--- START MATERIAL PROVIDED ---

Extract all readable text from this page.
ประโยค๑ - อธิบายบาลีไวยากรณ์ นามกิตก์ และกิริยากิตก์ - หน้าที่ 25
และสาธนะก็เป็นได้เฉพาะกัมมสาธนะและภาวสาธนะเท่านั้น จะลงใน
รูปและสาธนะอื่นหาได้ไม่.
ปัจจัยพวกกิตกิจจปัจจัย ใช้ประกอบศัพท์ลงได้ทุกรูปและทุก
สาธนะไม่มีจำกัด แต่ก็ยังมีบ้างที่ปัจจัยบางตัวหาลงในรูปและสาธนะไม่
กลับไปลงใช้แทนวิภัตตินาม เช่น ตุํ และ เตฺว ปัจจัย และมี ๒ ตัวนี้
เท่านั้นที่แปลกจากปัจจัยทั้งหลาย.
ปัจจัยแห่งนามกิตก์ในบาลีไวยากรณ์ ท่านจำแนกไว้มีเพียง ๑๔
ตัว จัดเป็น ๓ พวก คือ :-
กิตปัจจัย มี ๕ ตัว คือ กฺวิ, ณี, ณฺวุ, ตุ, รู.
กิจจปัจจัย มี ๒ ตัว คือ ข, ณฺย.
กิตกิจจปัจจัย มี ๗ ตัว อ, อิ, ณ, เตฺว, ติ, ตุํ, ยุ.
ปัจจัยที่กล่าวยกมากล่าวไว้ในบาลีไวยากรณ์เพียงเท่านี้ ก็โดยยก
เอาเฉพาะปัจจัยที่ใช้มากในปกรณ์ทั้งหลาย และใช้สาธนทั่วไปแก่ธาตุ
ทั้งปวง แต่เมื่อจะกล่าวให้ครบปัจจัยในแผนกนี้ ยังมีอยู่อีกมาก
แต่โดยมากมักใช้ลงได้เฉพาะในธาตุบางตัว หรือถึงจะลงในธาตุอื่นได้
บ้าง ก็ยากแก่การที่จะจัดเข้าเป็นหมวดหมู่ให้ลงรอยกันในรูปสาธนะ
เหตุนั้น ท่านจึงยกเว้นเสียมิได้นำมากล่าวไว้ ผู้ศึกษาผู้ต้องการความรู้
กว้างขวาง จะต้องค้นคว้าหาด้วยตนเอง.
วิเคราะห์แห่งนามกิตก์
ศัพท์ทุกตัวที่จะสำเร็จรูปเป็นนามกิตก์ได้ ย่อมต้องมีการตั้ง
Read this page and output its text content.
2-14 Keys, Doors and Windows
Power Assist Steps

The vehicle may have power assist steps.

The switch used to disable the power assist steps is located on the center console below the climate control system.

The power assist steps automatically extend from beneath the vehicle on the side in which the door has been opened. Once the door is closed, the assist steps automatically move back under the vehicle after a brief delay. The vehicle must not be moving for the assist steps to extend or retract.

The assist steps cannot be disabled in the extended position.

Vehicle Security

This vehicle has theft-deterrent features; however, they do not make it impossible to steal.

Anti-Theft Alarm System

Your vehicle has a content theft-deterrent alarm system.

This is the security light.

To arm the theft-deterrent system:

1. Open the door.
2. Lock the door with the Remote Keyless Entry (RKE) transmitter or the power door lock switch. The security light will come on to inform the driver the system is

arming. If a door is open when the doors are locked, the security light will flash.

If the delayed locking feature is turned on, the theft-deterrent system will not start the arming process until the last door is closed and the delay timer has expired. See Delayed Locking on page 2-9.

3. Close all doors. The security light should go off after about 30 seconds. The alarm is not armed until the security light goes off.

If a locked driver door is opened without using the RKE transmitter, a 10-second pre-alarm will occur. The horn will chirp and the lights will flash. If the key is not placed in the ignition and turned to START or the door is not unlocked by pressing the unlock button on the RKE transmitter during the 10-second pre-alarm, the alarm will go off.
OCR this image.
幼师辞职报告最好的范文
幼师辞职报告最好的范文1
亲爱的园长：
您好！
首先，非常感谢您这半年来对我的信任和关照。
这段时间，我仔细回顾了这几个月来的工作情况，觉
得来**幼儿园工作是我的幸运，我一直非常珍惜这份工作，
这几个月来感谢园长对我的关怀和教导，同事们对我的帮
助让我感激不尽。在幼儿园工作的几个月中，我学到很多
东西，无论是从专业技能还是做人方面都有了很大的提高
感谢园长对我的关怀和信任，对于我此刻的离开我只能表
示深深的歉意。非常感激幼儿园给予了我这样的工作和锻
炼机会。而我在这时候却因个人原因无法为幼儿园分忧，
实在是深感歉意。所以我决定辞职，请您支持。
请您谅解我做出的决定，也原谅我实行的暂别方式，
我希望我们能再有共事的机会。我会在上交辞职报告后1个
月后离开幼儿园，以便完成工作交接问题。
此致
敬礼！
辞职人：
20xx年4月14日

--- END MATERIAL PROVIDED ---

• [WORK TO COMPLETE]:
Output each record precisely as given.

• [SOLUTION TO THIS PROBLEM]:
Extract all readable text from this page.
ประโยค๑ - อธิบายบาลีไวยากรณ์ นามกิตก์ และกิริยากิตก์ - หน้าที่ 25
และสาธนะก็เป็นได้เฉพาะกัมมสาธนะและภาวสาธนะเท่านั้น จะลงใน
รูปและสาธนะอื่นหาได้ไม่.
ปัจจัยพวกกิตกิจจปัจจัย ใช้ประกอบศัพท์ลงได้ทุกรูปและทุก
สาธนะไม่มีจำกัด แต่ก็ยังมีบ้างที่ปัจจัยบางตัวหาลงในรูปและสาธนะไม่
กลับไปลงใช้แทนวิภัตตินาม เช่น ตุํ และ เตฺว ปัจจัย และมี ๒ ตัวนี้
เท่านั้นที่แปลกจากปัจจัยทั้งหลาย.
ปัจจัยแห่งนามกิตก์ในบาลีไวยากรณ์ ท่านจำแนกไว้มีเพียง ๑๔
ตัว จัดเป็น ๓ พวก คือ :-
กิตปัจจัย มี ๕ ตัว คือ กฺวิ, ณี, ณฺวุ, ตุ, รู.
กิจจปัจจัย มี ๒ ตัว คือ ข, ณฺย.
กิตกิจจปัจจัย มี ๗ ตัว อ, อิ, ณ, เตฺว, ติ, ตุํ, ยุ.
ปัจจัยที่กล่าวยกมากล่าวไว้ในบาลีไวยากรณ์เพียงเท่านี้ ก็โดยยก
เอาเฉพาะปัจจัยที่ใช้มากในปกรณ์ทั้งหลาย และใช้สาธนทั่วไปแก่ธาตุ
ทั้งปวง แต่เมื่อจะกล่าวให้ครบปัจจัยในแผนกนี้ ยังมีอยู่อีกมาก
แต่โดยมากมักใช้ลงได้เฉพาะในธาตุบางตัว หรือถึงจะลงในธาตุอื่นได้
บ้าง ก็ยากแก่การที่จะจัดเข้าเป็นหมวดหมู่ให้ลงรอยกันในรูปสาธนะ
เหตุนั้น ท่านจึงยกเว้นเสียมิได้นำมากล่าวไว้ ผู้ศึกษาผู้ต้องการความรู้
กว้างขวาง จะต้องค้นคว้าหาด้วยตนเอง.
วิเคราะห์แห่งนามกิตก์
ศัพท์ทุกตัวที่จะสำเร็จรูปเป็นนามกิตก์ได้ ย่อมต้องมีการตั้ง
Read this page and output its text content.
2-14 Keys, Doors and Windows
Power Assist Steps

The vehicle may have power assist steps.

The switch used to disable the power assist steps is located on the center console below the climate control system.

The power assist steps automatically extend from beneath the vehicle on the side in which the door has been opened. Once the door is closed, the assist steps automatically move back under the vehicle after a brief delay. The vehicle must not be moving for the assist steps to extend or retract.

The assist steps cannot be disabled in the extended position.

Vehicle Security

This vehicle has theft-deterrent features; however, they do not make it impossible to steal.

Anti-Theft Alarm System

Your vehicle has a content theft-deterrent alarm system.

This is the security light.

To arm the theft-deterrent system:

1. Open the door.
2. Lock the door with the Remote Keyless Entry (RKE) transmitter or the power door lock switch. The security light will come on to inform the driver the system is

arming. If a door is open when the doors are locked, the security light will flash.

If the delayed locking feature is turned on, the theft-deterrent system will not start the arming process until the last door is closed and the delay timer has expired. See Delayed Locking on page 2-9.

3. Close all doors. The security light should go off after about 30 seconds. The alarm is not armed until the security light goes off.

If a locked driver door is opened without using the RKE transmitter, a 10-second pre-alarm will occur. The horn will chirp and the lights will flash. If the key is not placed in the ignition and turned to START or the door is not unlocked by pressing the unlock button on the RKE transmitter during the 10-second pre-alarm, the alarm will go off.
OCR this image.
幼师辞职报告最好的范文
幼师辞职报告最好的范文1
亲爱的园长：
您好！
首先，非常感谢您这半年来对我的信任和关照。
这段时间，我仔细回顾了这几个月来的工作情况，觉
得来**幼儿园工作是我的幸运，我一直非常珍惜这份工作，
这几个月来感谢园长对我的关怀和教导，同事们对我的帮
助让我感激不尽。在幼儿园工作的几个月中，我学到很多
东西，无论是从专业技能还是做人方面都有了很大的提高
感谢园长对我的关怀和信任，对于我此刻的离开我只能表
示深深的歉意。非常感激幼儿园给予了我这样的工作和锻
炼机会。而我在这时候却因个人原因无法为幼儿园分忧，
实在是深感歉意。所以我决定辞职，请您支持。
请您谅解我做出的决定，也原谅我实行的暂别方式，
我希望我们能再有共事的机会。我会在上交辞职报告后1个
月后离开幼儿园，以便完成工作交接问题。
此致
敬礼！
辞职人：
20xx年4月14日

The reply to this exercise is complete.